*Task statement*.
Locate the word "Contains" in the material, then show every line that holds it.

*Data provided*.
--
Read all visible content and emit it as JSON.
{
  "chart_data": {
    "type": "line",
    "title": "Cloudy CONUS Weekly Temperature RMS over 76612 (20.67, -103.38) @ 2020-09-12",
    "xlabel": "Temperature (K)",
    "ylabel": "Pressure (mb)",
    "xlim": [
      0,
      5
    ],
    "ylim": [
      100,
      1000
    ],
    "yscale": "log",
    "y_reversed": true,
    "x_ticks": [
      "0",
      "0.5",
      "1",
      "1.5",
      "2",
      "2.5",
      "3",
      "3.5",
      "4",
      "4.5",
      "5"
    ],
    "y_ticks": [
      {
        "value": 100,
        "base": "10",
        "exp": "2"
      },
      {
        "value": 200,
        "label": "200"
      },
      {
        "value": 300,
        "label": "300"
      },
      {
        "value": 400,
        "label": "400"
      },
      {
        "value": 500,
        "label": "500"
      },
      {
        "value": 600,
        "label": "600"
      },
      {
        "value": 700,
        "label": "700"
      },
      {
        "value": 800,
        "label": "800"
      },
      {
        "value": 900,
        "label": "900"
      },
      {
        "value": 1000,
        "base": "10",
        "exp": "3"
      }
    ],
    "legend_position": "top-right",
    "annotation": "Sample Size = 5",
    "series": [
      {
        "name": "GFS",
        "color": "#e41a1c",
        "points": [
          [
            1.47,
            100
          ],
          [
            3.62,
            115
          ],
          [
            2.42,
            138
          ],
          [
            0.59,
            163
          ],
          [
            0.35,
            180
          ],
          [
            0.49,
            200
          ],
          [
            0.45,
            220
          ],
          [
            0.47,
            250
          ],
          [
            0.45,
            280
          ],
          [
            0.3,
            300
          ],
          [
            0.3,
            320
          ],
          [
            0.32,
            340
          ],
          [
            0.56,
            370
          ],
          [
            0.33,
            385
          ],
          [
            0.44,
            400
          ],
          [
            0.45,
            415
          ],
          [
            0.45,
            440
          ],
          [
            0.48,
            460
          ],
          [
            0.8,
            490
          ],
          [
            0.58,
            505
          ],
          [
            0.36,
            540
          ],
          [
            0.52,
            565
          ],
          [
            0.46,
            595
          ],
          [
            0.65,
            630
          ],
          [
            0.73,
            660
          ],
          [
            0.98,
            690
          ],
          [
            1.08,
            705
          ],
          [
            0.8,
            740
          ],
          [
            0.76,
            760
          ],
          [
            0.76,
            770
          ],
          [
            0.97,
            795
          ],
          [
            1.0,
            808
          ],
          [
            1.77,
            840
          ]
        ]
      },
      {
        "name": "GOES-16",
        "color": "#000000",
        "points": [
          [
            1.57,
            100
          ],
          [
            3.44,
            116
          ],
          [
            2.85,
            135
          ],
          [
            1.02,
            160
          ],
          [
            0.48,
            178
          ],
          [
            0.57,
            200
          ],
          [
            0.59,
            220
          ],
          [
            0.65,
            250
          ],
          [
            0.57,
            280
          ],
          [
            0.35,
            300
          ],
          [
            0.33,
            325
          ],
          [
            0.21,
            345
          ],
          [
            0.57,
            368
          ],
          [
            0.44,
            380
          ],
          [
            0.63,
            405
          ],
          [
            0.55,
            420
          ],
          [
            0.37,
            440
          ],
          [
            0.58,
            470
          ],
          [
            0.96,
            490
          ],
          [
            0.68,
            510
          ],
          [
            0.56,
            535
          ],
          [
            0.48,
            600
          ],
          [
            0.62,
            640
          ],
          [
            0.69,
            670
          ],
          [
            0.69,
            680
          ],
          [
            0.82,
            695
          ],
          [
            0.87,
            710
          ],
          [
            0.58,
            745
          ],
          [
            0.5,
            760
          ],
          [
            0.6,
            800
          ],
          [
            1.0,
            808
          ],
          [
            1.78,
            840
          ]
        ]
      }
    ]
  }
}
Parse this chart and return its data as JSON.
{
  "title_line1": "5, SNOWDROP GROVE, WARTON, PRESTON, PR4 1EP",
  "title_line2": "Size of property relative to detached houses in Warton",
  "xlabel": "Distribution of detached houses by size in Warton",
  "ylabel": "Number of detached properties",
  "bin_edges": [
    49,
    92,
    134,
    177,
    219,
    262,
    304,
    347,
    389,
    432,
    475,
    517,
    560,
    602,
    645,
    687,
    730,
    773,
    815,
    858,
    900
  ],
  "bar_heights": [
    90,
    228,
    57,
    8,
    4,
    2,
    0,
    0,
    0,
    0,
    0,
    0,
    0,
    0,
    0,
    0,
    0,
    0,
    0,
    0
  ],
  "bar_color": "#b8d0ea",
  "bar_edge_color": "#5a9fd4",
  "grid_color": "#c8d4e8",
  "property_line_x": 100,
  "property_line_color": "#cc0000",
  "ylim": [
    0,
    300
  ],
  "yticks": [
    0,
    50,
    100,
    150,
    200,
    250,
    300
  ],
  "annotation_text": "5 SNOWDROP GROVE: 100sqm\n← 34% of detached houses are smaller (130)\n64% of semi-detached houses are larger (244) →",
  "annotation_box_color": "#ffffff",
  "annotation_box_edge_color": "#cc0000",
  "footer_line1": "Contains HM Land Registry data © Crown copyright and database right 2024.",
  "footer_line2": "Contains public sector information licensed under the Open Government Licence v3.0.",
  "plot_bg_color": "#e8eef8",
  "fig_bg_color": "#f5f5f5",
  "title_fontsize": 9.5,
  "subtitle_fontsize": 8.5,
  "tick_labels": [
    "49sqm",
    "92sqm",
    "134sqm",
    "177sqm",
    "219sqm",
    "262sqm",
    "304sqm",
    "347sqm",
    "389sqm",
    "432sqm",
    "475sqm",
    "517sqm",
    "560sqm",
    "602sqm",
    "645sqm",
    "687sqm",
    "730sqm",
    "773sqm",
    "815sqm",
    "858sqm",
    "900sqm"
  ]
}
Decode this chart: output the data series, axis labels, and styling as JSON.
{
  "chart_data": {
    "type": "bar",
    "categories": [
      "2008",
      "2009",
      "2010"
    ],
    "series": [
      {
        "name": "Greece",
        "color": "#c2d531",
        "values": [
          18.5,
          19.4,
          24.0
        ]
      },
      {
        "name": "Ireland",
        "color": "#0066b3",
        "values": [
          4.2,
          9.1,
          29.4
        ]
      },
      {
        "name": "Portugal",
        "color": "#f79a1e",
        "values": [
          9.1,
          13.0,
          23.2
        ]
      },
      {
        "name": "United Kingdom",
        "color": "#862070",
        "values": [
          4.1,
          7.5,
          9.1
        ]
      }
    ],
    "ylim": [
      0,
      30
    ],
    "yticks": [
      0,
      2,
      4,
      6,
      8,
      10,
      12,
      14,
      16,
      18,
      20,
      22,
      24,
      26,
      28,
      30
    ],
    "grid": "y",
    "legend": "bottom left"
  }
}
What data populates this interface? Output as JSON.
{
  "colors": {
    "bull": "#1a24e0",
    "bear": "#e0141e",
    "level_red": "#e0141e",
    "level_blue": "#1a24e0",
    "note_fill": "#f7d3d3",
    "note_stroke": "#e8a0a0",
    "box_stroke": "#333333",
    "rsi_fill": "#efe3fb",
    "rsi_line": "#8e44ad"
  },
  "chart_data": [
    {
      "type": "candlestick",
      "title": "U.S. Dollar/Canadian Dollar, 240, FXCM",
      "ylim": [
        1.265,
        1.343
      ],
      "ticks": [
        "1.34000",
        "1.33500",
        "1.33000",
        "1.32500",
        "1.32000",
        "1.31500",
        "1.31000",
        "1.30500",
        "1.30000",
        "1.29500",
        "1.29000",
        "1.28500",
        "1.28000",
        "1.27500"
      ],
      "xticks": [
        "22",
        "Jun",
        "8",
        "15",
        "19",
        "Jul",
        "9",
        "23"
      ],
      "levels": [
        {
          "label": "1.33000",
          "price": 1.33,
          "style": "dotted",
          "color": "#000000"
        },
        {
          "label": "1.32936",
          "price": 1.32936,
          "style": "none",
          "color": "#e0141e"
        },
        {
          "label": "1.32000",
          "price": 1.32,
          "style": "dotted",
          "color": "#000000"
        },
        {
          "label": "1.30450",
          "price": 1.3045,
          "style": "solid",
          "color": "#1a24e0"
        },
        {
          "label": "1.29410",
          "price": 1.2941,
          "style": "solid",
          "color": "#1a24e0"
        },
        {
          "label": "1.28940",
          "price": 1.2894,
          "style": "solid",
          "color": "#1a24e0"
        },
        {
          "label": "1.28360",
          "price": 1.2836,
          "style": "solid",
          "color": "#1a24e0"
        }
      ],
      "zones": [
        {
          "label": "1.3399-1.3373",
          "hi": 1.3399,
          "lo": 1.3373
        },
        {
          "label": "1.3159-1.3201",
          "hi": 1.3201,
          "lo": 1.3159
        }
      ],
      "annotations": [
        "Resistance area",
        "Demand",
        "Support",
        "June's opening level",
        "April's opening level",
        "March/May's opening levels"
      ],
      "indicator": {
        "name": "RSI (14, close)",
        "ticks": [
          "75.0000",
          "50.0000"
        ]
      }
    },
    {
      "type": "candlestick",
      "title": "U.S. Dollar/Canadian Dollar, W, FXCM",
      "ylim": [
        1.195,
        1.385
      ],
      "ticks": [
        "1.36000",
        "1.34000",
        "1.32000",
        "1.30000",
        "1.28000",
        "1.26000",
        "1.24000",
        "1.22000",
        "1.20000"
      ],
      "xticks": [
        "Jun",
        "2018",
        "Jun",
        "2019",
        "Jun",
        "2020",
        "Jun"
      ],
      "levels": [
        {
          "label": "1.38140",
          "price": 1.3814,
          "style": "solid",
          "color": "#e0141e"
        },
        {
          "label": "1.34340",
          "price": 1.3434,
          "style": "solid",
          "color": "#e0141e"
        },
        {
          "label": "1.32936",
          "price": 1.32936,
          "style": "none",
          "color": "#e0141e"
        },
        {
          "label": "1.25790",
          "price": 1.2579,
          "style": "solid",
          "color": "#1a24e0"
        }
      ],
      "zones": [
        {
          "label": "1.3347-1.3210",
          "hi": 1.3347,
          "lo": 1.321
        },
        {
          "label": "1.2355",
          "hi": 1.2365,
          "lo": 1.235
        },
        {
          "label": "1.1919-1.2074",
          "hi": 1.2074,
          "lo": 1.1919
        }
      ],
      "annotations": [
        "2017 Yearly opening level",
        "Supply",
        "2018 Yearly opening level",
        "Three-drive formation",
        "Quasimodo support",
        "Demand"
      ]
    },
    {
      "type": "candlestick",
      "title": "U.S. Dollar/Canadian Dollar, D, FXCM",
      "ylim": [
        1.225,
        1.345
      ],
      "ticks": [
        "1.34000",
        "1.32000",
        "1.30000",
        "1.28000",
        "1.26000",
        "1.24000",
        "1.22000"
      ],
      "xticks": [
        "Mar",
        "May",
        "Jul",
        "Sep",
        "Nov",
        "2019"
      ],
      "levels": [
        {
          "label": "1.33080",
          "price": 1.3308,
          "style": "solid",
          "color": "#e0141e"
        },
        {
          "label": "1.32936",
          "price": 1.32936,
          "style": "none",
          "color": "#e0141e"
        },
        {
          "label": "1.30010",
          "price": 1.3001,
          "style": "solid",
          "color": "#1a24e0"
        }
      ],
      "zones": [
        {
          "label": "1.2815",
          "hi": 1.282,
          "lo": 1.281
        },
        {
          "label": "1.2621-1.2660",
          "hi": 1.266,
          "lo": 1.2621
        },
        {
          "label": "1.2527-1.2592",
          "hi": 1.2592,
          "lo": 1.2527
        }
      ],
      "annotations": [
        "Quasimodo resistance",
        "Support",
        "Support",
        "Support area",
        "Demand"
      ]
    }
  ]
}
--
*Finished task*.
  "footer_line1": "Contains HM Land Registry data © Crown copyright and database right 2024.",
  "footer_line2": "Contains public sector information licensed under the Open Government Licence v3.0.",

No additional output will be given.